## Required work
Gather, from the listing beneath this task, every line holding the string "havet".

Records from a data source
# # # # # # #

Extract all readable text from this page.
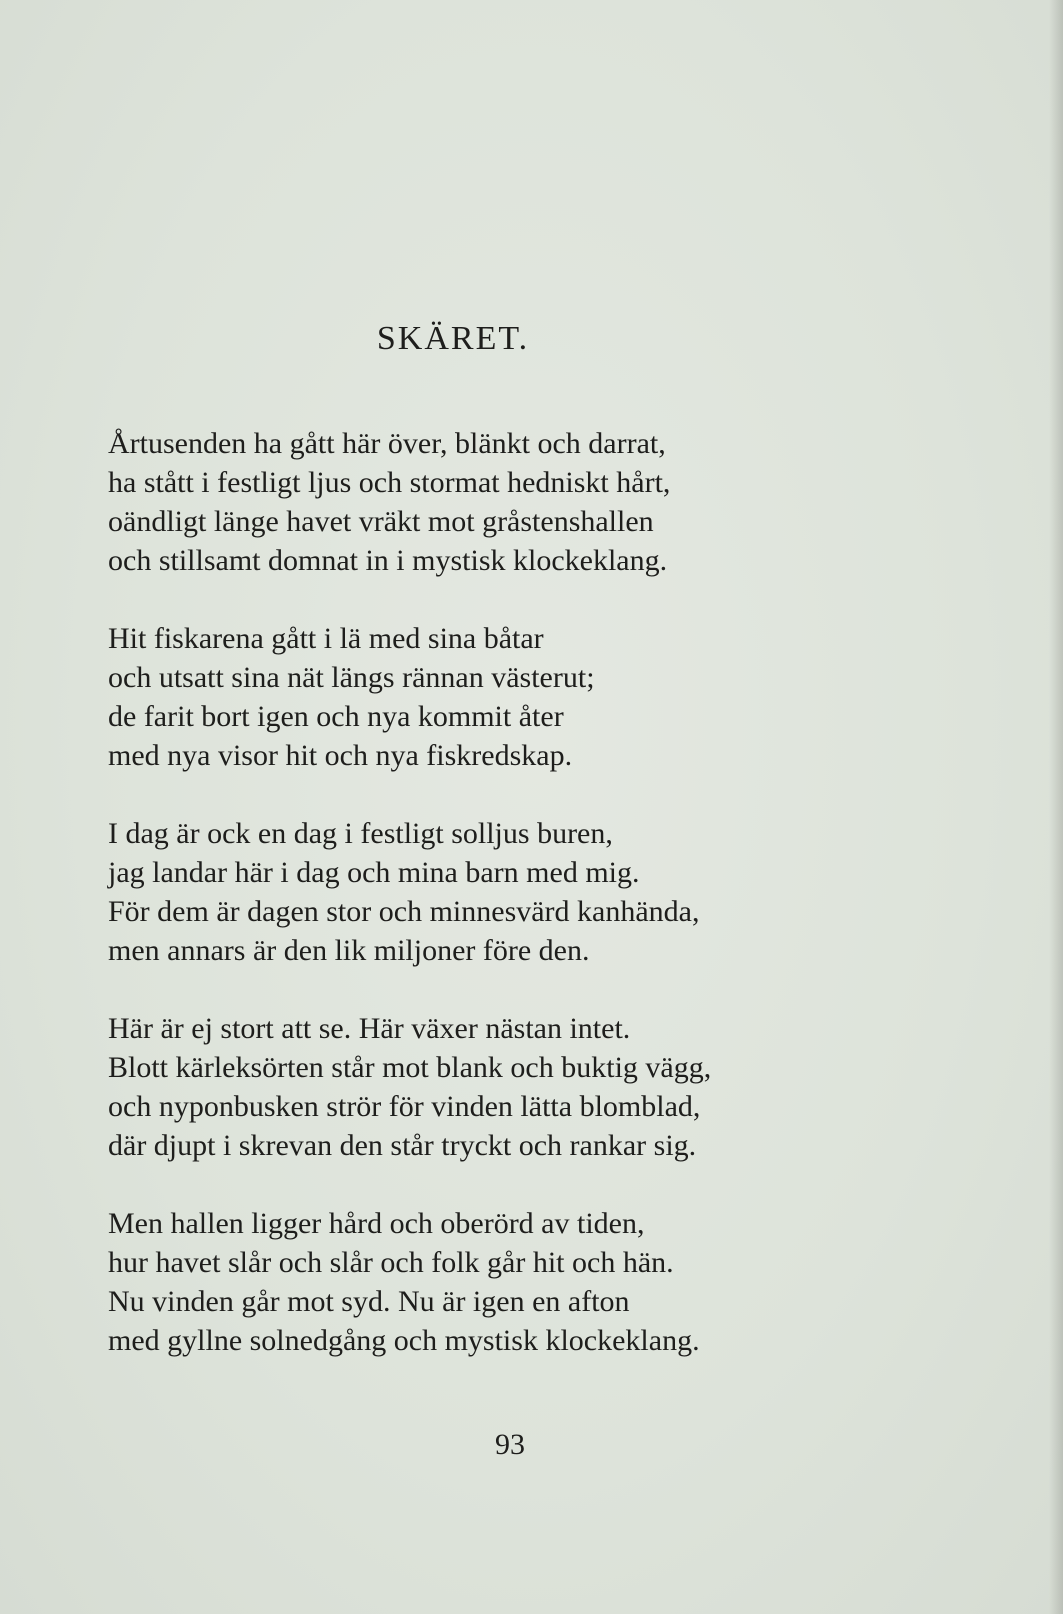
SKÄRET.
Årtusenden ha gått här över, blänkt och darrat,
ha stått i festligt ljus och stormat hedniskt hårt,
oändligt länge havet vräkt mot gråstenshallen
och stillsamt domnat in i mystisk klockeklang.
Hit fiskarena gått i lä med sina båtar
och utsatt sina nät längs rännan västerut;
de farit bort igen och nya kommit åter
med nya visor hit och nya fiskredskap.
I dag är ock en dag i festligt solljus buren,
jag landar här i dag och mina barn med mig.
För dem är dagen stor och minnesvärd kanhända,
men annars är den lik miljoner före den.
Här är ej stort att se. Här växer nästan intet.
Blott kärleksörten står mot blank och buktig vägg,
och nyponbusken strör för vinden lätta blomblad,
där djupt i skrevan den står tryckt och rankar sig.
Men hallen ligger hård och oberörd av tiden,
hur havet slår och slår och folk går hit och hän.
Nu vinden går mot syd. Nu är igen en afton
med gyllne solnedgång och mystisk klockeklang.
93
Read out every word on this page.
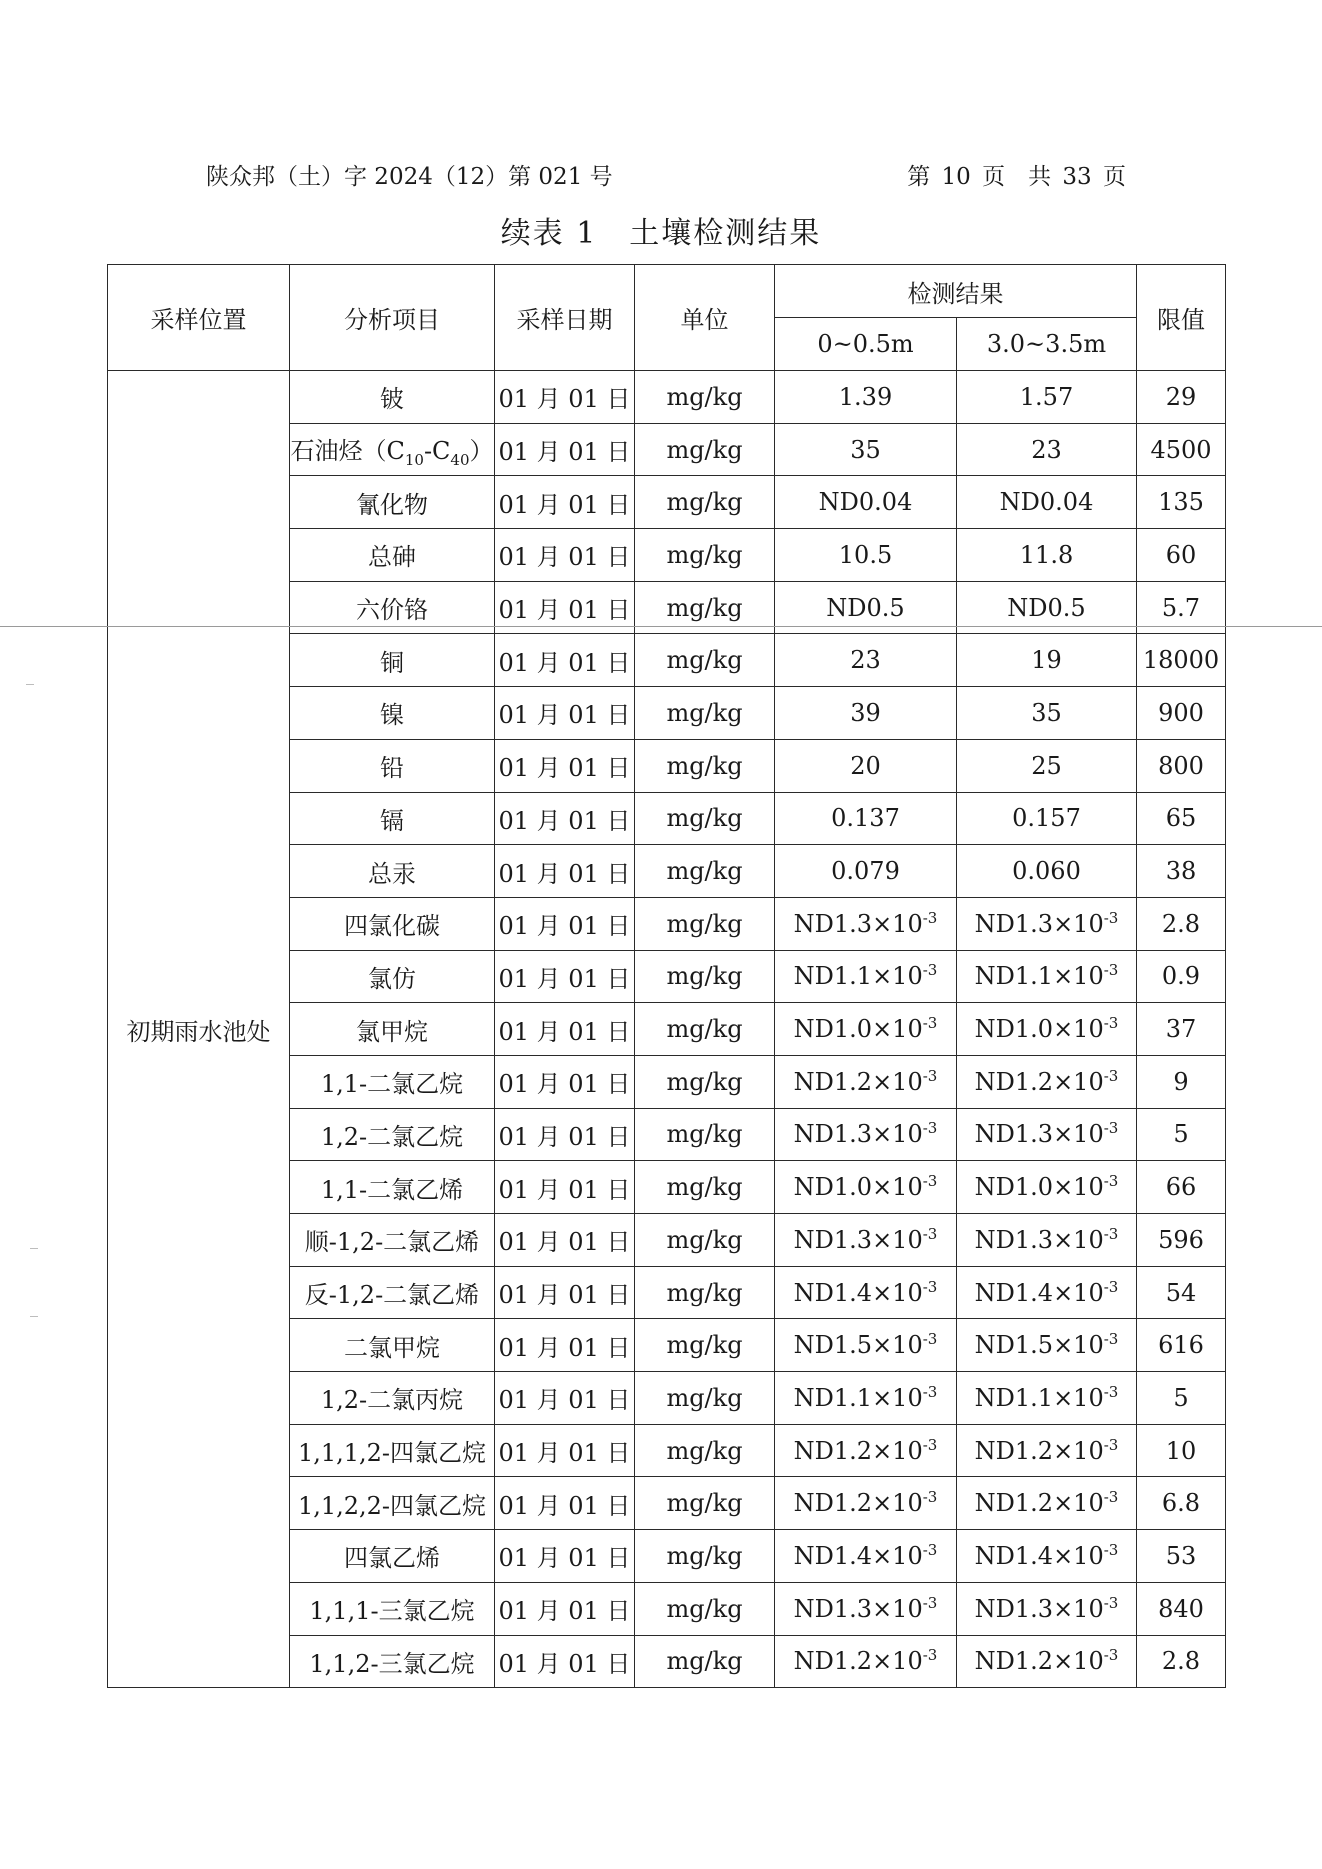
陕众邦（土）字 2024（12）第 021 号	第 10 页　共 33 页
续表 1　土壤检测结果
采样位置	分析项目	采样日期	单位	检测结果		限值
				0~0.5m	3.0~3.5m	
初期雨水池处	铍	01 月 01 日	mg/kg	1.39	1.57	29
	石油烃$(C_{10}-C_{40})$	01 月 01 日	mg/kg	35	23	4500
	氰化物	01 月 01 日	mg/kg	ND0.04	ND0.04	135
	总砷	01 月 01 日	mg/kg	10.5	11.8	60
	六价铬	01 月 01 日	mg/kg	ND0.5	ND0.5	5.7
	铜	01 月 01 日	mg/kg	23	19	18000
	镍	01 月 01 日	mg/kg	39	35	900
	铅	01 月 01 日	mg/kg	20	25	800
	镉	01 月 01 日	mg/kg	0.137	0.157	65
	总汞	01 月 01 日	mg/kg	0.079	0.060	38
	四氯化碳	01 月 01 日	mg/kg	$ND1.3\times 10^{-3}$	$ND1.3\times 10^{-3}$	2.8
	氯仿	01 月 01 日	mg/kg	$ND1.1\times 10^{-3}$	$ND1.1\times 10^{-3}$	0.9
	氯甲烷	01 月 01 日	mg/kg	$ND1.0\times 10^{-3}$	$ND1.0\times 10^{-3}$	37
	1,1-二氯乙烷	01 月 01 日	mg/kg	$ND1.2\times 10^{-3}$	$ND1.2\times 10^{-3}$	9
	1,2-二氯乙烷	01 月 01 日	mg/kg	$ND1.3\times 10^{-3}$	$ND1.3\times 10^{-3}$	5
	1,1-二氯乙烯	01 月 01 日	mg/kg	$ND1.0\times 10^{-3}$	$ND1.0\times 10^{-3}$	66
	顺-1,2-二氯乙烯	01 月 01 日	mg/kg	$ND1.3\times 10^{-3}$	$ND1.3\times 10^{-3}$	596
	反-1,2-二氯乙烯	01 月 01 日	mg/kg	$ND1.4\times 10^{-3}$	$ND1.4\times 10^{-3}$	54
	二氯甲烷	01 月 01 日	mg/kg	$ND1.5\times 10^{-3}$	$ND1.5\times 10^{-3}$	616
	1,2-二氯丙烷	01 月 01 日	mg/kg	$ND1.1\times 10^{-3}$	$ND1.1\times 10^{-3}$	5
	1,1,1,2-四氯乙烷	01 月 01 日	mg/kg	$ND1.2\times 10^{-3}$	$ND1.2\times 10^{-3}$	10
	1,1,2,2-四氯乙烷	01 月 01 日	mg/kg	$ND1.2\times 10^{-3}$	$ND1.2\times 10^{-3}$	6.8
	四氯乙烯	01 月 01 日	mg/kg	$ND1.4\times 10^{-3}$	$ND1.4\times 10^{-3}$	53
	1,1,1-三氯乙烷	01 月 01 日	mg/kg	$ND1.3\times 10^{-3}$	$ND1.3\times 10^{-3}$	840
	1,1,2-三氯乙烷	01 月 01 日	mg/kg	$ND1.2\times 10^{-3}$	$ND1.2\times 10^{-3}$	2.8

# # # # # # #

## Result below
oändligt länge havet vräkt mot gråstenshallen
hur havet slår och slår och folk går hit och hän.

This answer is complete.